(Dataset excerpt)
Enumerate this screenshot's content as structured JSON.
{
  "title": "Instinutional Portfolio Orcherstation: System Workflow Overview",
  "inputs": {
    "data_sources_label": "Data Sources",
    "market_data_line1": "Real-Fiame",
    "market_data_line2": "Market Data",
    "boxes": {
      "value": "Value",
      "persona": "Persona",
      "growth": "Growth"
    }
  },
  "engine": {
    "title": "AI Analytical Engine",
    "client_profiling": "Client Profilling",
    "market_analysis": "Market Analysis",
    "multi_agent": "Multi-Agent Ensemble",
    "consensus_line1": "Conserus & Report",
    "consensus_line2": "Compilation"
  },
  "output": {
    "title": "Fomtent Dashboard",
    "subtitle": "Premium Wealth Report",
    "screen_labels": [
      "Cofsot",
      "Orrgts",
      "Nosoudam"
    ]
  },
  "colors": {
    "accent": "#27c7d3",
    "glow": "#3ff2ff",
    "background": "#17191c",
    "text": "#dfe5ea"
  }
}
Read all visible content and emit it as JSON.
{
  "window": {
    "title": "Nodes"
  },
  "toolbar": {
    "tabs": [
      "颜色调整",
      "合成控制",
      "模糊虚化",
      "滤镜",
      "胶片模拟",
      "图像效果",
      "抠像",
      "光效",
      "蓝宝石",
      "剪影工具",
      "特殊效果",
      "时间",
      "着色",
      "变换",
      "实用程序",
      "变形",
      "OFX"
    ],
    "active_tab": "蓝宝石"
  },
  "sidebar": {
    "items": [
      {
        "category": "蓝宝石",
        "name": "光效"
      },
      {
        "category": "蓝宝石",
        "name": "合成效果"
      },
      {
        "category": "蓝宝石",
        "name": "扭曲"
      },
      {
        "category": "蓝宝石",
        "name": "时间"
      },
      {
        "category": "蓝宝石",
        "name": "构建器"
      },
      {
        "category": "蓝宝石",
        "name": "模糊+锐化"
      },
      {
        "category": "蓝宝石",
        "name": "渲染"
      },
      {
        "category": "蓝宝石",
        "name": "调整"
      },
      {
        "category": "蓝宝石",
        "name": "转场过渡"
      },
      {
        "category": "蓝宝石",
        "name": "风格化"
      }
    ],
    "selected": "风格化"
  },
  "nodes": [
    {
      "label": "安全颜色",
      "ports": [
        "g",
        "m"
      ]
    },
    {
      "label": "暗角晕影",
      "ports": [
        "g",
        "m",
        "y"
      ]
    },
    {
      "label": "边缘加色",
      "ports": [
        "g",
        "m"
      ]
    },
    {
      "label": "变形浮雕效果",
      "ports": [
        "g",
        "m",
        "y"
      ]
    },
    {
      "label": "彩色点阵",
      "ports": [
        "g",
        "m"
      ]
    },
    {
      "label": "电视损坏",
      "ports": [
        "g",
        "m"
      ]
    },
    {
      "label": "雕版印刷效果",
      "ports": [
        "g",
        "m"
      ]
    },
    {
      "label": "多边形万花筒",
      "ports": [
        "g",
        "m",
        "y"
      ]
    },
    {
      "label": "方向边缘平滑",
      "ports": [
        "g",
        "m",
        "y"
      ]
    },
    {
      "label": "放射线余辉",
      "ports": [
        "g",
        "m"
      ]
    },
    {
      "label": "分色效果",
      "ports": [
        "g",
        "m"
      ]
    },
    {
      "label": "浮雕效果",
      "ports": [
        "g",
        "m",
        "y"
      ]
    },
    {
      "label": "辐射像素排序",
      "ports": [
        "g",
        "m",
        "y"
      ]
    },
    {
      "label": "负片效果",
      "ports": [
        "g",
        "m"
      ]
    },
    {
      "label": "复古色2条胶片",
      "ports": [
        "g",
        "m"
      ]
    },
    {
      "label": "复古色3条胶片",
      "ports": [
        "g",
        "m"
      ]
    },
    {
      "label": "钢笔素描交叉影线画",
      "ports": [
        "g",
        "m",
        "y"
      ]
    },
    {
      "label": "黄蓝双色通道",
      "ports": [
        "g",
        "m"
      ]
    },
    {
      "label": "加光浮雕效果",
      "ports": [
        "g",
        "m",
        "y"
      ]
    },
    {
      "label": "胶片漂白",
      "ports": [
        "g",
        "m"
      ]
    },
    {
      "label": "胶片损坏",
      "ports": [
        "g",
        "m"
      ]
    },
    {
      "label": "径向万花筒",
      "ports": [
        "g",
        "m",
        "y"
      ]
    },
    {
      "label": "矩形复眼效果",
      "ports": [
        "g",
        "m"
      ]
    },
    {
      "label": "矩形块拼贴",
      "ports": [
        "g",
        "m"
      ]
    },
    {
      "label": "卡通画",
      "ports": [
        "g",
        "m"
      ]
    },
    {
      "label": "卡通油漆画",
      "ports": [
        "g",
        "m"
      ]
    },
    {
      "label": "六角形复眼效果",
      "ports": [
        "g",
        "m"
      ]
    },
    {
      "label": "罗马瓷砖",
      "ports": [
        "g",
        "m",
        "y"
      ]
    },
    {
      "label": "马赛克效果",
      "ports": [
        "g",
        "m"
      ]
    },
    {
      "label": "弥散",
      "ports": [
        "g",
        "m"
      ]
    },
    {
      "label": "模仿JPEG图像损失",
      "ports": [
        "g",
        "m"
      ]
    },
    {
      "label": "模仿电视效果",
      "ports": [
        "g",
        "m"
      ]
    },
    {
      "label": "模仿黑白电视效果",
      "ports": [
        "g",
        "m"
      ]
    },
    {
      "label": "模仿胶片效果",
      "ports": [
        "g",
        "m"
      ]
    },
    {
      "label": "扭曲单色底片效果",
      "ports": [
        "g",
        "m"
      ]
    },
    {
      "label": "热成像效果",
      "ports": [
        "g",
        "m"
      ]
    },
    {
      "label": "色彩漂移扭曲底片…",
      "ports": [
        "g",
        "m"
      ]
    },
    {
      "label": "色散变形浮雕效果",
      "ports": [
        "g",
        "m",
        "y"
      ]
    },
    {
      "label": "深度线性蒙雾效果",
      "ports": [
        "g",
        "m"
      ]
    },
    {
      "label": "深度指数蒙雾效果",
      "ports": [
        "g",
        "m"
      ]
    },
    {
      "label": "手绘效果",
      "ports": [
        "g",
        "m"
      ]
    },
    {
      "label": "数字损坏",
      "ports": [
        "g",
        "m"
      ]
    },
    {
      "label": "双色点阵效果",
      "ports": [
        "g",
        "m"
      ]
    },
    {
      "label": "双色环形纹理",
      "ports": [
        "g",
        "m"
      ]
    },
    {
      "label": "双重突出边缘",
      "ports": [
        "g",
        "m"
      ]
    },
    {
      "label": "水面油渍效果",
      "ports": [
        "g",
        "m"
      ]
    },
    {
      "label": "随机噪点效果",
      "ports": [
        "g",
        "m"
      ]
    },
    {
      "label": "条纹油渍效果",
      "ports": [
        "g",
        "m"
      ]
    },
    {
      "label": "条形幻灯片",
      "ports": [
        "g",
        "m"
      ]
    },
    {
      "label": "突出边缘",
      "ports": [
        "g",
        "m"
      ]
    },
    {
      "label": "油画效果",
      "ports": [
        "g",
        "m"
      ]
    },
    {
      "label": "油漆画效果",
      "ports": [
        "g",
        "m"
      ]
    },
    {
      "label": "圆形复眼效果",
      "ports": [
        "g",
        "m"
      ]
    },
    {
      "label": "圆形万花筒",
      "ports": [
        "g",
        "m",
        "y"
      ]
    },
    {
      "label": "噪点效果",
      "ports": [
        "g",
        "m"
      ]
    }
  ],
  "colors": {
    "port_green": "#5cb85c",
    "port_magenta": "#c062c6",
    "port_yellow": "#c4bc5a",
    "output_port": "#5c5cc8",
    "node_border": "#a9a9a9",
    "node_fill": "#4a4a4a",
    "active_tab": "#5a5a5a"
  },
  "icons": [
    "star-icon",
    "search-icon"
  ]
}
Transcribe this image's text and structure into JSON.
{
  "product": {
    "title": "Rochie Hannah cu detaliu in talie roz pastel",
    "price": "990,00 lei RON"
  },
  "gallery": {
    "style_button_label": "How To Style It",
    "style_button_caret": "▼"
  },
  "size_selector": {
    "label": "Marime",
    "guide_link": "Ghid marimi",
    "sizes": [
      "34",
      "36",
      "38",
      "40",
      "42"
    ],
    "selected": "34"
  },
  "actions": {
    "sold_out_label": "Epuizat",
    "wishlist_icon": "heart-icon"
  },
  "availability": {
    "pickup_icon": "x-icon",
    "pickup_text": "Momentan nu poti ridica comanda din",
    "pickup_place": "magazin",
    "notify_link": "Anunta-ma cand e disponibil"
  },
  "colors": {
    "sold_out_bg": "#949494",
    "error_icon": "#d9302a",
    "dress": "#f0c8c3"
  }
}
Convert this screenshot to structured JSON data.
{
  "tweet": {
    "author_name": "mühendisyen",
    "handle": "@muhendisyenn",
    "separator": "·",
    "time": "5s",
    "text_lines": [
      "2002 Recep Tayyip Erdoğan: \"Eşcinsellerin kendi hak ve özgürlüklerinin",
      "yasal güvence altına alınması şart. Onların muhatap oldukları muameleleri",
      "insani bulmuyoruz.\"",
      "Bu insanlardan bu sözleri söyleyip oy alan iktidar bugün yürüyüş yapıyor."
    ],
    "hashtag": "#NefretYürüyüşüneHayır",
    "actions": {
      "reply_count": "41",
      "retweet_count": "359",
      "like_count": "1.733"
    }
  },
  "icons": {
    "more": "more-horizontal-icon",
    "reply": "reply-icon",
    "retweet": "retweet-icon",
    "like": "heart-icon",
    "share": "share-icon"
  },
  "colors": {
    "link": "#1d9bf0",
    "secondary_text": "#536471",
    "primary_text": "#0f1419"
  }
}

Written instruction
Reproduce exactly the lines from the one containing "Convert this screenshot" through the last line of the records above, including both, and nothing else.

Correct result
Convert this screenshot to structured JSON data.
{
  "tweet": {
    "author_name": "mühendisyen",
    "handle": "@muhendisyenn",
    "separator": "·",
    "time": "5s",
    "text_lines": [
      "2002 Recep Tayyip Erdoğan: \"Eşcinsellerin kendi hak ve özgürlüklerinin",
      "yasal güvence altına alınması şart. Onların muhatap oldukları muameleleri",
      "insani bulmuyoruz.\"",
      "Bu insanlardan bu sözleri söyleyip oy alan iktidar bugün yürüyüş yapıyor."
    ],
    "hashtag": "#NefretYürüyüşüneHayır",
    "actions": {
      "reply_count": "41",
      "retweet_count": "359",
      "like_count": "1.733"
    }
  },
  "icons": {
    "more": "more-horizontal-icon",
    "reply": "reply-icon",
    "retweet": "retweet-icon",
    "like": "heart-icon",
    "share": "share-icon"
  },
  "colors": {
    "link": "#1d9bf0",
    "secondary_text": "#536471",
    "primary_text": "#0f1419"
  }
}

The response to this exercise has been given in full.